- **Set task**
Report how many lines contain "screenshot". The answer is a single number.
start Dataset extract
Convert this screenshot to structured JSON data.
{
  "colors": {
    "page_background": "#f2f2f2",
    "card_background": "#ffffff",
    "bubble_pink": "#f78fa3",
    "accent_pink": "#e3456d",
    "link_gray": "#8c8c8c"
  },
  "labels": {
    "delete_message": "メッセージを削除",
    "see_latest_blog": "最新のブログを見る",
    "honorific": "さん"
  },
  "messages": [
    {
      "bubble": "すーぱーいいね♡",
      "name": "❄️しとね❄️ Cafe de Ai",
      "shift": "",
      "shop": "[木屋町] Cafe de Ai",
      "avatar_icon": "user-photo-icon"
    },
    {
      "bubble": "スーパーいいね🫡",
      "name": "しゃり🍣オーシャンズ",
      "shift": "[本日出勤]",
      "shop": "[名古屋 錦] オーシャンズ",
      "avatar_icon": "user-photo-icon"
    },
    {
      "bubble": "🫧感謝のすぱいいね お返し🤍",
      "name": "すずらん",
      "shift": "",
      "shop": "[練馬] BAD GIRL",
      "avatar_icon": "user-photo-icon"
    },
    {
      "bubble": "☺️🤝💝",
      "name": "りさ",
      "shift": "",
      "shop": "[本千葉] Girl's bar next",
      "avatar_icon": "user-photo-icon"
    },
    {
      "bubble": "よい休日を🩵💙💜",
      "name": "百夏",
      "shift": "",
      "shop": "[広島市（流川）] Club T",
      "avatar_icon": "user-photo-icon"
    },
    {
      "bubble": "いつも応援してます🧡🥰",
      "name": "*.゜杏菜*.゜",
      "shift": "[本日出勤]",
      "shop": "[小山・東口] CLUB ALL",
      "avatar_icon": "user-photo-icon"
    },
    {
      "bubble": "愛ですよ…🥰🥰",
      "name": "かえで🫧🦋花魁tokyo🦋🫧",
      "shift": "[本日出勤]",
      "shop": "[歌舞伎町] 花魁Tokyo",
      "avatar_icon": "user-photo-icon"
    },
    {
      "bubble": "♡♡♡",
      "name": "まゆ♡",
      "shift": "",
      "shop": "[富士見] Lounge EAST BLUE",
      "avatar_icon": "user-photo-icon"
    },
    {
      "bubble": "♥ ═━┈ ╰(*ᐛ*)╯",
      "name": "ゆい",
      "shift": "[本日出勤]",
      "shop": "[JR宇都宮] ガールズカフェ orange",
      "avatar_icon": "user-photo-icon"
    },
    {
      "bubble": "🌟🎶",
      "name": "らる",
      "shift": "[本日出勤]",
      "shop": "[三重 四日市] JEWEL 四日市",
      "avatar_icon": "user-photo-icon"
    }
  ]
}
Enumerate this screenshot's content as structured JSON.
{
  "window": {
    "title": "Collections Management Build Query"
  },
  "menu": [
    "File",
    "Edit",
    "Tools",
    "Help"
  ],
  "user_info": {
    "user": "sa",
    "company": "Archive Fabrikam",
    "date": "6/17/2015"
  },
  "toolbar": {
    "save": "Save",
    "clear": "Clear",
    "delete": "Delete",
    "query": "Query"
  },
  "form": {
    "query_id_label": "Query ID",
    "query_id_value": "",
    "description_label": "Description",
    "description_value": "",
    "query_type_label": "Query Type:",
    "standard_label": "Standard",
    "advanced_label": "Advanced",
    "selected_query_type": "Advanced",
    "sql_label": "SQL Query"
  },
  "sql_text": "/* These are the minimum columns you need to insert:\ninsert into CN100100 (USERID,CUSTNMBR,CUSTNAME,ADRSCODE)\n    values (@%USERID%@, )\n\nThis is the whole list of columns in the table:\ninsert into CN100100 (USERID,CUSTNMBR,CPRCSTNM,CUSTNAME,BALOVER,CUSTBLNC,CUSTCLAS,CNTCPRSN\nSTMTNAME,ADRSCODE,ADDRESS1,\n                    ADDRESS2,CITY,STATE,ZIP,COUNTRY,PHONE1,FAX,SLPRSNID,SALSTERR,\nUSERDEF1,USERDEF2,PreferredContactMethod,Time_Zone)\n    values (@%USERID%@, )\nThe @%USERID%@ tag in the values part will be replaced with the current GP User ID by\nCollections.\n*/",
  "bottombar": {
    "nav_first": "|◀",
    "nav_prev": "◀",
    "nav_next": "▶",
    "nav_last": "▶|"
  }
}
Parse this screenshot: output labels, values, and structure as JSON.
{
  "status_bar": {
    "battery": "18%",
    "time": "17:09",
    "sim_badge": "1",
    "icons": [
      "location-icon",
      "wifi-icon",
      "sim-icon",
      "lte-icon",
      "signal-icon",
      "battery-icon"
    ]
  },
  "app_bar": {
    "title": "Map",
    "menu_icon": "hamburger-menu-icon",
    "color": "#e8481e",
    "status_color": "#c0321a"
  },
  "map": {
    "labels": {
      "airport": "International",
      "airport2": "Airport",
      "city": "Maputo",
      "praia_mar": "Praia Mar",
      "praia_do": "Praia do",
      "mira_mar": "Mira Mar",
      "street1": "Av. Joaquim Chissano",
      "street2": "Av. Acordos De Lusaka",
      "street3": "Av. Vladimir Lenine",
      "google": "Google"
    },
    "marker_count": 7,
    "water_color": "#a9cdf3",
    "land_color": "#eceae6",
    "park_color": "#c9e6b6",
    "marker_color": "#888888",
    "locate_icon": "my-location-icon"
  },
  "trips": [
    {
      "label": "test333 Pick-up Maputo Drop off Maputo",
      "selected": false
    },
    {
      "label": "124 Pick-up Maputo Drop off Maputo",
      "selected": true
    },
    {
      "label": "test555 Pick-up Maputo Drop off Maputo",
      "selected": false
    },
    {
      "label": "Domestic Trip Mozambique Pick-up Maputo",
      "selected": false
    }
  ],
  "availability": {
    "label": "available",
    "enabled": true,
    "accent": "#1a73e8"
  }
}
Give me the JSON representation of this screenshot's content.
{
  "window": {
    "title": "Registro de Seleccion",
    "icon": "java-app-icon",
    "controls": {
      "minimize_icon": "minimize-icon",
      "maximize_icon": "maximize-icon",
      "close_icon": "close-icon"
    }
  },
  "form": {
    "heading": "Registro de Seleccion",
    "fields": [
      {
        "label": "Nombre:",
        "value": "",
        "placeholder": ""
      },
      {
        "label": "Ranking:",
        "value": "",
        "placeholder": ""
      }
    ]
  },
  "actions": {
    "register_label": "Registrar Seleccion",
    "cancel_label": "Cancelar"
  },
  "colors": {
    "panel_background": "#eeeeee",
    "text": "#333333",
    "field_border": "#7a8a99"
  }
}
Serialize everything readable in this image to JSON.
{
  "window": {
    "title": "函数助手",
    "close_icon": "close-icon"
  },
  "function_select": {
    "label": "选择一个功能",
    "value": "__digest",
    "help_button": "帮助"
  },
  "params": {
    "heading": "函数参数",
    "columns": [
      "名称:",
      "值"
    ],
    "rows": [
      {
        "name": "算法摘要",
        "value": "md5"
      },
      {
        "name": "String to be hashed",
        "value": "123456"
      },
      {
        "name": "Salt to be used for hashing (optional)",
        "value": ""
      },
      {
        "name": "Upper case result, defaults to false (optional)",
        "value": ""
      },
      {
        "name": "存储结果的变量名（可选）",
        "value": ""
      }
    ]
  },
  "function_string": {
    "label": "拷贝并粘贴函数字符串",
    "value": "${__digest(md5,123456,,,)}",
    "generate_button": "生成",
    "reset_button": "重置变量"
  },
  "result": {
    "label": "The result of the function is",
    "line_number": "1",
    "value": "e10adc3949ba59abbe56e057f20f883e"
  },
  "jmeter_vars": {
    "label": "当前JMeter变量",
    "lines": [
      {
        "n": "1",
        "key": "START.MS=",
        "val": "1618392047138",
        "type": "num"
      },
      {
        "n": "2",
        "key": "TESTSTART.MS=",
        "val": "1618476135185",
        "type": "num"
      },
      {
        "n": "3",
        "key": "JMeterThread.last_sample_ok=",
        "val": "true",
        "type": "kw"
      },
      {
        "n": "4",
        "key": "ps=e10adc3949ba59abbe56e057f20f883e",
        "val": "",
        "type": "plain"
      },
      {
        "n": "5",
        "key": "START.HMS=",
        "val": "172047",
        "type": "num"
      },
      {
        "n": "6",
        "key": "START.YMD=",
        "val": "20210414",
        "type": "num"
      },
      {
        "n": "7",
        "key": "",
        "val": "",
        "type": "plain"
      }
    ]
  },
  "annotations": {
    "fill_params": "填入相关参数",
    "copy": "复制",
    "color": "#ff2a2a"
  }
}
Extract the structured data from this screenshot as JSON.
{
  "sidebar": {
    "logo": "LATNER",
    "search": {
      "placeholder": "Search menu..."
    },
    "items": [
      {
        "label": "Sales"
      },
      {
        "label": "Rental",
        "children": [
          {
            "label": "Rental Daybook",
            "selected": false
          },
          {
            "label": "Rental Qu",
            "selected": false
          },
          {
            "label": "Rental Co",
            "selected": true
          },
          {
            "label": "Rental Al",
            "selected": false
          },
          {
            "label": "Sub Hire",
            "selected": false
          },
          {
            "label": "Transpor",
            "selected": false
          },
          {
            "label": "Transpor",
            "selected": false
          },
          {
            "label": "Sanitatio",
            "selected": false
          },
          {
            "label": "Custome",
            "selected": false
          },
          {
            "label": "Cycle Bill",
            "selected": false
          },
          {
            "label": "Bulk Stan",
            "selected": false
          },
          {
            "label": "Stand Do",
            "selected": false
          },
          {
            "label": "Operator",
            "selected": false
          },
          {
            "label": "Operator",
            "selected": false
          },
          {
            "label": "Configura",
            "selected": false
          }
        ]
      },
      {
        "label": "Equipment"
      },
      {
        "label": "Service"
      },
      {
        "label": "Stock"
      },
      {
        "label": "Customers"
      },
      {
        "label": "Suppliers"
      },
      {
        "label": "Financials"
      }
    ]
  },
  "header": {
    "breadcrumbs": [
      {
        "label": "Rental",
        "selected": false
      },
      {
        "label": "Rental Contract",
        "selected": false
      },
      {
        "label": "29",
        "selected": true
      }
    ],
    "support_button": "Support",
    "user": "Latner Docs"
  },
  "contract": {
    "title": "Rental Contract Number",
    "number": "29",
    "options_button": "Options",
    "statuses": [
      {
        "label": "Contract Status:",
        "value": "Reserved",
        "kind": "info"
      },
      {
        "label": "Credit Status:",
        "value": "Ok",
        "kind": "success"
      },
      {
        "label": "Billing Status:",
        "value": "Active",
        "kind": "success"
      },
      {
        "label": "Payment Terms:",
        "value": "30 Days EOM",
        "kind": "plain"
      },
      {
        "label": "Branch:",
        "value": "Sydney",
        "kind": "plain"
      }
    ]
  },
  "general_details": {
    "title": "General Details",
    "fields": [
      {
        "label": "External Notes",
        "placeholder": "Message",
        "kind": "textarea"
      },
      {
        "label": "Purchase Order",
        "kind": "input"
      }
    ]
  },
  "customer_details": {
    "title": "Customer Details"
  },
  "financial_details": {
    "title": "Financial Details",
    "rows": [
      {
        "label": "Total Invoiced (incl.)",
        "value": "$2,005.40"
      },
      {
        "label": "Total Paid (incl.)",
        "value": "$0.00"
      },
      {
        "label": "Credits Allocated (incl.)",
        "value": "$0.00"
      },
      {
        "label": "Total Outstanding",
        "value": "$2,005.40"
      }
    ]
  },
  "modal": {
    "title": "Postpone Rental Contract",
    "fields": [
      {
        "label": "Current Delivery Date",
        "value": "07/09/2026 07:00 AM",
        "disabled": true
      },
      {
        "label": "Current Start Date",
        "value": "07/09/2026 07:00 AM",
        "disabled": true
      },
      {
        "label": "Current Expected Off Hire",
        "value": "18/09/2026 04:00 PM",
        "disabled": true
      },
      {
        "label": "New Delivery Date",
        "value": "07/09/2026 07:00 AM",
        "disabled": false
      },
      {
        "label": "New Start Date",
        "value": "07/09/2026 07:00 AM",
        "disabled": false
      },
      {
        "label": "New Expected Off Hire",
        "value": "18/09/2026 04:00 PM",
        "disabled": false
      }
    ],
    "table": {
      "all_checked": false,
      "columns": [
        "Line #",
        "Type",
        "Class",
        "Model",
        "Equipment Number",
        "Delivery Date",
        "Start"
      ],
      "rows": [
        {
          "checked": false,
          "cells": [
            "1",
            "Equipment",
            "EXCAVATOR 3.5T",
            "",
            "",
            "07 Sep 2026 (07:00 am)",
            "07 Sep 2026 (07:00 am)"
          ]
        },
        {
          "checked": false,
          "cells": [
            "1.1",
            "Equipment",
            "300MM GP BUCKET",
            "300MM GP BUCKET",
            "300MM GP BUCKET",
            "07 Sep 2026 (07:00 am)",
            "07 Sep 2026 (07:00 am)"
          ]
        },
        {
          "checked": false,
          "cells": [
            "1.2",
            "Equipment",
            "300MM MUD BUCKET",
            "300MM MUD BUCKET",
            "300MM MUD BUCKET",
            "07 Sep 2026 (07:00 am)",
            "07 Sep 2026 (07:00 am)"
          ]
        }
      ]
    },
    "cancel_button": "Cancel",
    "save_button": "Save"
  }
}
end Dataset extract
- **Complete response**
5